● **Set task**
Select lines where the word "Response" appears.

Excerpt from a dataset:
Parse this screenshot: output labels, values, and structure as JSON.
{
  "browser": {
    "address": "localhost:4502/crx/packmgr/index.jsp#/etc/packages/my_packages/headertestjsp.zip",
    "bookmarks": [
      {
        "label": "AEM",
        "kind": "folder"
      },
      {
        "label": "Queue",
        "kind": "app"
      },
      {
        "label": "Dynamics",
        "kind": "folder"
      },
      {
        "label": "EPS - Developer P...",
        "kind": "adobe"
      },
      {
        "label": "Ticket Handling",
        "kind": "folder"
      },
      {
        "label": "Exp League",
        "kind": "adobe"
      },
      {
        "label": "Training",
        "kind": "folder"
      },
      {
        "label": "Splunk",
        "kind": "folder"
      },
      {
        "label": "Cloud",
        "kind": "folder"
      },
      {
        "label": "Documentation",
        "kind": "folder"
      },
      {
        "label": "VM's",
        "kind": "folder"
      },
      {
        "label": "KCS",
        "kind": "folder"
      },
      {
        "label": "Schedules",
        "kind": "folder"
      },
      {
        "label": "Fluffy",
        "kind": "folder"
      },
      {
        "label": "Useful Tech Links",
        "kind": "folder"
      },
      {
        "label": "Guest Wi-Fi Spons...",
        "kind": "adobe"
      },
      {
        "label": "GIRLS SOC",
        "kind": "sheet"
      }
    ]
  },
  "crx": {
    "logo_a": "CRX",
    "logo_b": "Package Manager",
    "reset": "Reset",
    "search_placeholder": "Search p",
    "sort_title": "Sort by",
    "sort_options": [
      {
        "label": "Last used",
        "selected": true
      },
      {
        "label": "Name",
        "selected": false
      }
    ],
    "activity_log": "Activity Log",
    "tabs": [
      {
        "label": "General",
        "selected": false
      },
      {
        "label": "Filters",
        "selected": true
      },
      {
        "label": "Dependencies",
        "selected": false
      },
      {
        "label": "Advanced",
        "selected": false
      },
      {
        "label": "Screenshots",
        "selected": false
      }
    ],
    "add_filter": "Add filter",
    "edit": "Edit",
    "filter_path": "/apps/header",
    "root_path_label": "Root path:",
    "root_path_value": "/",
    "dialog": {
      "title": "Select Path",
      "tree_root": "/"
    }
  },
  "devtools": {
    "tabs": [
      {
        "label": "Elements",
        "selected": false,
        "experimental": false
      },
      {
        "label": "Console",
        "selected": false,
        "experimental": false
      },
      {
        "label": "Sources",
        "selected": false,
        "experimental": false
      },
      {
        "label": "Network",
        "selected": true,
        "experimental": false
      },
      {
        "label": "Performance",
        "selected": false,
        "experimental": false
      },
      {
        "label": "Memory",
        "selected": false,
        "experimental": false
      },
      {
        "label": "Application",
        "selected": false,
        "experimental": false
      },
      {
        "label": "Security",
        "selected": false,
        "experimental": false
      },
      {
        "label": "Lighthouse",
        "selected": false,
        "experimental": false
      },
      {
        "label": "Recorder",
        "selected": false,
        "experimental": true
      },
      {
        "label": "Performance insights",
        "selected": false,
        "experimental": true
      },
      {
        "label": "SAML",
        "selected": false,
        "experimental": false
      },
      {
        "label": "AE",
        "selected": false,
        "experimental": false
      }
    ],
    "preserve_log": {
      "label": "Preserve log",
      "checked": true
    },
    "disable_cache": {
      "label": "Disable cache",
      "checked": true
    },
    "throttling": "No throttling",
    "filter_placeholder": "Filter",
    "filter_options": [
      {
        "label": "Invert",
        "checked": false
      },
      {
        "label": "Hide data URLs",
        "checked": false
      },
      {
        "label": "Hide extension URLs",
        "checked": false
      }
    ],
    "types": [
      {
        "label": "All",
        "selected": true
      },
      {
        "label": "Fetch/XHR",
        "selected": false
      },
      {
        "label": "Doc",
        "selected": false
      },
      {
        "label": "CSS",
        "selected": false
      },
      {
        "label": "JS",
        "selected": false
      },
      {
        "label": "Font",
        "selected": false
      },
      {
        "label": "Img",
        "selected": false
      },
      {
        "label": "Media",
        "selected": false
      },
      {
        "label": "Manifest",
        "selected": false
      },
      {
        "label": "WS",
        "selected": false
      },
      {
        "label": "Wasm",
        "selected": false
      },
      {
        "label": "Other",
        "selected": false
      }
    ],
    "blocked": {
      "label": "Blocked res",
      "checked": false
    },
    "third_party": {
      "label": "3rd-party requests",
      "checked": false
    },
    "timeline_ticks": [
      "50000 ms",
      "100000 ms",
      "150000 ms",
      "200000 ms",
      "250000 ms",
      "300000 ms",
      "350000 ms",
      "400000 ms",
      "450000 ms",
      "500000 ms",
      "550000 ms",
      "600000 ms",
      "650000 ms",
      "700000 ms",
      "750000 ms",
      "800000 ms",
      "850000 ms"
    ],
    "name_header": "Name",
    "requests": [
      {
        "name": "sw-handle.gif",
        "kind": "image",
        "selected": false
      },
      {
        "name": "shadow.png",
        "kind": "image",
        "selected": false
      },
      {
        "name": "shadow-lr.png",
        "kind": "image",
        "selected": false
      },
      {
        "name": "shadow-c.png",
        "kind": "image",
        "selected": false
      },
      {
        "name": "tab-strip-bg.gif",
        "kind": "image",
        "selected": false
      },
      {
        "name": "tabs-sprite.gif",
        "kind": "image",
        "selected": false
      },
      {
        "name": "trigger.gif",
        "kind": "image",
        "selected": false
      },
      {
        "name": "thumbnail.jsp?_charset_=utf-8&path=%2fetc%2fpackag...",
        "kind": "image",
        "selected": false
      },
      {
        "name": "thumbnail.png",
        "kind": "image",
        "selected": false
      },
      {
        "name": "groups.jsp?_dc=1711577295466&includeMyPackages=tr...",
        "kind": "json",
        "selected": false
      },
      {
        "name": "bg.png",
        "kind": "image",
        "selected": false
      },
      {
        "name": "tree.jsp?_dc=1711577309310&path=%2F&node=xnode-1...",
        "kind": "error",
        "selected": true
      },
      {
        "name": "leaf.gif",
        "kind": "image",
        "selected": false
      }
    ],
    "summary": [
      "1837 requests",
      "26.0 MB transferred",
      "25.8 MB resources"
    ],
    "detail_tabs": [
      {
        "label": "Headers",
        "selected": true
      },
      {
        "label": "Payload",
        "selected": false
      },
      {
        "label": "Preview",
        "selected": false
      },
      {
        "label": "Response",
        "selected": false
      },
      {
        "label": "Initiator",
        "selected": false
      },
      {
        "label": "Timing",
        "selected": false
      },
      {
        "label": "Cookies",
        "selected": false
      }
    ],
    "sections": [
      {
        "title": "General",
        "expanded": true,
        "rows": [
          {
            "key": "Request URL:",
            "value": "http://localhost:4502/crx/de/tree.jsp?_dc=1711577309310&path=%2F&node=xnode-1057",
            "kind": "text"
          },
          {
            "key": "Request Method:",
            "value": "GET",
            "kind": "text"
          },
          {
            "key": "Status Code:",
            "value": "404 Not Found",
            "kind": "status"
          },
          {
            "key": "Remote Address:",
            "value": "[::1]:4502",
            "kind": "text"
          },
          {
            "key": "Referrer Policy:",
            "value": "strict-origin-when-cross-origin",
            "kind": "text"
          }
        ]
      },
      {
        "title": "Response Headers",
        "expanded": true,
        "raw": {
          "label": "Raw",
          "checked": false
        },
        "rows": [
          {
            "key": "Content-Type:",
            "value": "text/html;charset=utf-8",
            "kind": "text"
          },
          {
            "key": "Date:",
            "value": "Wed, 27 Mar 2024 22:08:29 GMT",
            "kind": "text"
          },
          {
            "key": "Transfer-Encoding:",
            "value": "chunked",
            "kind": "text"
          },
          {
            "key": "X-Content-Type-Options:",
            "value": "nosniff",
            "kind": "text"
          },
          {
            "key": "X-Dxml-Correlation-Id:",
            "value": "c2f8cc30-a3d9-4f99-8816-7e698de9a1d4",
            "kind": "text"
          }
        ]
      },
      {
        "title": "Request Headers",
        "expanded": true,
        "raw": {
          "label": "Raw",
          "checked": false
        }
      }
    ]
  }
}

● **Task solution**
        "label": "Response",
        "title": "Response Headers",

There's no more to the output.